Data entries for graphics
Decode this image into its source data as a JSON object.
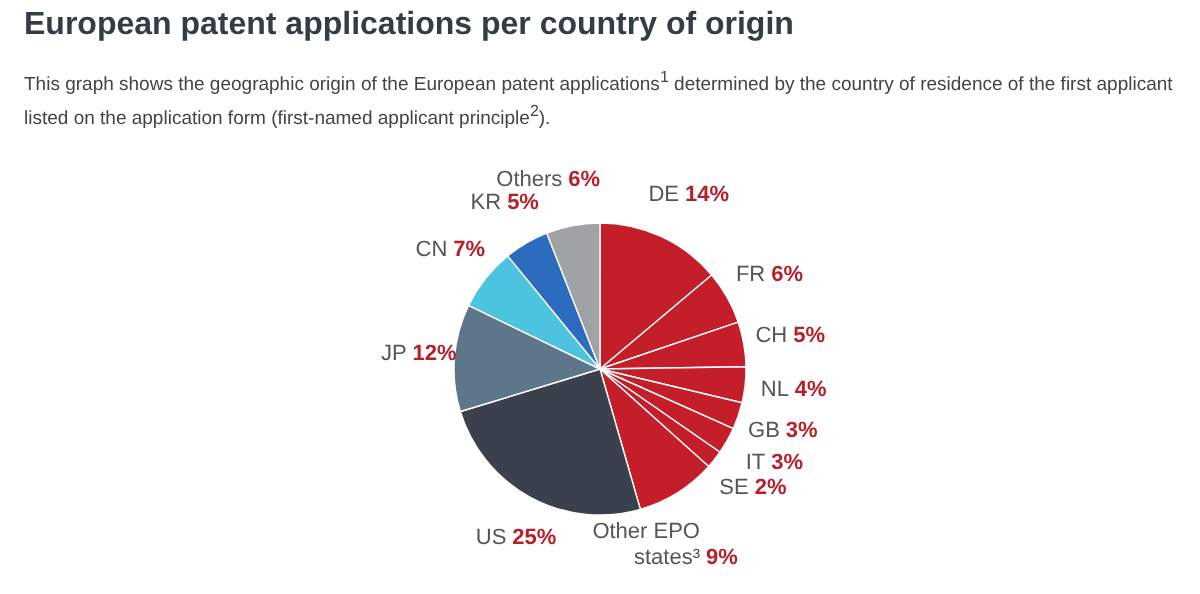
{
  "chart_data": {
    "type": "pie",
    "title": "European patent applications per country of origin",
    "subtitle": "This graph shows the geographic origin of the European patent applications$^{1}$ determined by the country of residence of the first applicant listed on the application form (first-named applicant principle$^{2}$).",
    "categories": [
      "DE",
      "FR",
      "CH",
      "NL",
      "GB",
      "IT",
      "SE",
      "Other EPO states³",
      "US",
      "JP",
      "CN",
      "KR",
      "Others"
    ],
    "values": [
      14,
      6,
      5,
      4,
      3,
      3,
      2,
      9,
      25,
      12,
      7,
      5,
      6
    ],
    "value_labels": [
      "14%",
      "6%",
      "5%",
      "4%",
      "3%",
      "3%",
      "2%",
      "9%",
      "25%",
      "12%",
      "7%",
      "5%",
      "6%"
    ],
    "colors": [
      "#c41e2a",
      "#c41e2a",
      "#c41e2a",
      "#c41e2a",
      "#c41e2a",
      "#c41e2a",
      "#c41e2a",
      "#c41e2a",
      "#3b414c",
      "#5d7689",
      "#4cc3df",
      "#2b6cbf",
      "#a0a3a6"
    ]
  }
}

→ **SHORT TASK**:
From the records above, report the count of lines containing "origin" and nothing more.

→ **CORRECT OUTPUT**:
2